* To do:
Lines in the listing below that hold "content" are the ones to copy.

### Raw data ###

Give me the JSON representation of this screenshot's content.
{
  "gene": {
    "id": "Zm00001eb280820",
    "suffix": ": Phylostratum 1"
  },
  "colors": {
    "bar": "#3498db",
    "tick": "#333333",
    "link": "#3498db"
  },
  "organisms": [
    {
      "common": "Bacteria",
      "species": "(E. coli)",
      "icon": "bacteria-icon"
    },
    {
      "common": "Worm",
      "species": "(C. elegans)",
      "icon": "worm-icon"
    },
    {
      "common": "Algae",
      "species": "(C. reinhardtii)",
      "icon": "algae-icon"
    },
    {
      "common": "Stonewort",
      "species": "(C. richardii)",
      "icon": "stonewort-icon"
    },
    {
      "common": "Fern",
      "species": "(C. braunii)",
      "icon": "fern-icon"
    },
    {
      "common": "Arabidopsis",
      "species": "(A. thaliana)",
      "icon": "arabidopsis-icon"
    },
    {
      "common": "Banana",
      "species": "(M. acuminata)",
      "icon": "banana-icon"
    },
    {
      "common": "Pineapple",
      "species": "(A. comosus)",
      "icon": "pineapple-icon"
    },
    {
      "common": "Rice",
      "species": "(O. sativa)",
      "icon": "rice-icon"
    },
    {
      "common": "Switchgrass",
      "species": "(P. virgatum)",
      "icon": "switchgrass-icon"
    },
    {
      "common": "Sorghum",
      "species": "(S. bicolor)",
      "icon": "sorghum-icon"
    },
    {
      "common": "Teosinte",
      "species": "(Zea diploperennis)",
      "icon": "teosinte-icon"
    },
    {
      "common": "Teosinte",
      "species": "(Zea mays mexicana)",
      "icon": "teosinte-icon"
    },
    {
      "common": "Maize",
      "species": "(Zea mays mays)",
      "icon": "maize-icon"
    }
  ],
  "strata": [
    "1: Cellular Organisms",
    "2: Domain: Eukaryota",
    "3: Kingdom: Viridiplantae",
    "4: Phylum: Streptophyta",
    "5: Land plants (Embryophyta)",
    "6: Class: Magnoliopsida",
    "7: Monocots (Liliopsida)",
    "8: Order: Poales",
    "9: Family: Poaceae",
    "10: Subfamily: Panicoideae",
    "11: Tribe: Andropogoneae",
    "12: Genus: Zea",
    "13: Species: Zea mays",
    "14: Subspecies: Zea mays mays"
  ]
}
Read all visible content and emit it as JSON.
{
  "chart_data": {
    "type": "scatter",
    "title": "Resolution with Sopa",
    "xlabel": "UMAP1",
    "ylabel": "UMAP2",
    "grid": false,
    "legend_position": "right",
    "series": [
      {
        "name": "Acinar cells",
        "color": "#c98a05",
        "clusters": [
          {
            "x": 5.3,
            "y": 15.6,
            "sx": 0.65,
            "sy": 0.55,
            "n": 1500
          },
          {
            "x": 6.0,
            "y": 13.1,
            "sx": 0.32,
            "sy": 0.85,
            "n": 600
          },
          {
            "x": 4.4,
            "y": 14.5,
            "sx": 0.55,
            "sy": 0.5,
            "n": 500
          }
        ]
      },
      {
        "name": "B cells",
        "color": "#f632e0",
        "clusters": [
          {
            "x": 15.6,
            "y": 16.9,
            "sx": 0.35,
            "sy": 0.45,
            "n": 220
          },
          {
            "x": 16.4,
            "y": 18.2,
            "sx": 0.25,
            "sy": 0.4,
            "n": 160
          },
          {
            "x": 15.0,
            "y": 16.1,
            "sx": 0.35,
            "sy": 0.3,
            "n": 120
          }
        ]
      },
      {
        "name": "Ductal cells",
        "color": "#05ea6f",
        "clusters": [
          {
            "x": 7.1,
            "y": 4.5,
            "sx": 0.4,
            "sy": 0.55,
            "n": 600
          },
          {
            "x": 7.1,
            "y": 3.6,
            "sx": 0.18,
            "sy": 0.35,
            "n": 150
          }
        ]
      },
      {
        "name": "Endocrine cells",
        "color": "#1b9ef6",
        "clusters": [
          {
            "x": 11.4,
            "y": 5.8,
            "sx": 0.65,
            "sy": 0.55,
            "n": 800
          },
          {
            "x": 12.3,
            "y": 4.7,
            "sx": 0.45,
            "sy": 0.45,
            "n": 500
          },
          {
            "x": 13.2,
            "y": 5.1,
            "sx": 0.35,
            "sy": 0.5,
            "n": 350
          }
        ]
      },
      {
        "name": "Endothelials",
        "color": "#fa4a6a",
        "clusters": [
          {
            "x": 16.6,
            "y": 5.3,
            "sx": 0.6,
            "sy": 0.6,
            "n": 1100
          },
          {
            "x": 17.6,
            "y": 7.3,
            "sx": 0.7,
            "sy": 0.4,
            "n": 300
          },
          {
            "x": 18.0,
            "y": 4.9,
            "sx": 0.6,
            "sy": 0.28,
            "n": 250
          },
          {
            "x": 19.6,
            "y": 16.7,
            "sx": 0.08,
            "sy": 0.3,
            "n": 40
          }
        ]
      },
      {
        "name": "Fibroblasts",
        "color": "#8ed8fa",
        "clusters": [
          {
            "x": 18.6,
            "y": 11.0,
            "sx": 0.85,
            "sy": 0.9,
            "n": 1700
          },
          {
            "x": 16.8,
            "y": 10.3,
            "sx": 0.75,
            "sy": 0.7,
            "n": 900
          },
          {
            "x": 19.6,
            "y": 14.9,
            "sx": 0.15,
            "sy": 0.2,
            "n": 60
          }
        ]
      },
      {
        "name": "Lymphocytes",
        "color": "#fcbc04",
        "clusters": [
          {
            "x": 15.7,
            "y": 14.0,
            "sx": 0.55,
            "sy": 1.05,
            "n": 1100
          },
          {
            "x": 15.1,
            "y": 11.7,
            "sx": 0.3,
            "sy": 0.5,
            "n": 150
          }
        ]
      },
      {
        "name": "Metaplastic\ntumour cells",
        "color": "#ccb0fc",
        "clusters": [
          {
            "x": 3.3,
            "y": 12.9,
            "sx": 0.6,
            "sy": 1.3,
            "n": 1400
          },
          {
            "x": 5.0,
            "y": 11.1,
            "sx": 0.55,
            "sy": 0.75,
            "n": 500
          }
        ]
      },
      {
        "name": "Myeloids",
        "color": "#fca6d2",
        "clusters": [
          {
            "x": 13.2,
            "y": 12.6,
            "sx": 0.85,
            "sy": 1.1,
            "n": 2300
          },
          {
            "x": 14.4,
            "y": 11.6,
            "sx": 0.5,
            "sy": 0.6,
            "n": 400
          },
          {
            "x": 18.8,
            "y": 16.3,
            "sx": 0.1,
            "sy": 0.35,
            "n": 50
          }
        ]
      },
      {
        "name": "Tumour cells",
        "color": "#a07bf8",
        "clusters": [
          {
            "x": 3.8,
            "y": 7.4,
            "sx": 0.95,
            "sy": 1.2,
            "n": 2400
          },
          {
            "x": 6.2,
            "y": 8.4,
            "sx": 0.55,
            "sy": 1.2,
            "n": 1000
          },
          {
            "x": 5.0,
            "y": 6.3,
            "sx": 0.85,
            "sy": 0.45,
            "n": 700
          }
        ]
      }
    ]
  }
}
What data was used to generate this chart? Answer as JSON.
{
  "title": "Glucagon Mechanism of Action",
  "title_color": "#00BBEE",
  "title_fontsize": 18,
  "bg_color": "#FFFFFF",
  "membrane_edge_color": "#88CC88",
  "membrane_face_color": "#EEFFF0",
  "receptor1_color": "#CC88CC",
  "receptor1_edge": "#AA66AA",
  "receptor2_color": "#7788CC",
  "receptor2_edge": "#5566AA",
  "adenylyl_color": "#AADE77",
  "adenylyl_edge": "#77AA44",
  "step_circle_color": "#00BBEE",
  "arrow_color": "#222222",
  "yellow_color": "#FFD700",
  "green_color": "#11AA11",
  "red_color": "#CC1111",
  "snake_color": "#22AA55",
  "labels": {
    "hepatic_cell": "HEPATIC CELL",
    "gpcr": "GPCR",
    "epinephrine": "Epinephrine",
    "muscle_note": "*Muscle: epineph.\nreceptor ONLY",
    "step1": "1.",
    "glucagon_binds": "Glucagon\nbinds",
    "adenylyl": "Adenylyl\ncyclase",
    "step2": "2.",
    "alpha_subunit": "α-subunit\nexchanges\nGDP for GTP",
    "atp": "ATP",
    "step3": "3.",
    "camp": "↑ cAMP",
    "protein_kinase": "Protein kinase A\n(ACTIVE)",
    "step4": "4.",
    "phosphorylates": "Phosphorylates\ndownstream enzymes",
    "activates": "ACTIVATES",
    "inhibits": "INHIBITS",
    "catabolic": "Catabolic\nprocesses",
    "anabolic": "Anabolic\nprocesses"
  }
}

###

* Answer to this task:
Give me the JSON representation of this screenshot's content.
Read all visible content and emit it as JSON.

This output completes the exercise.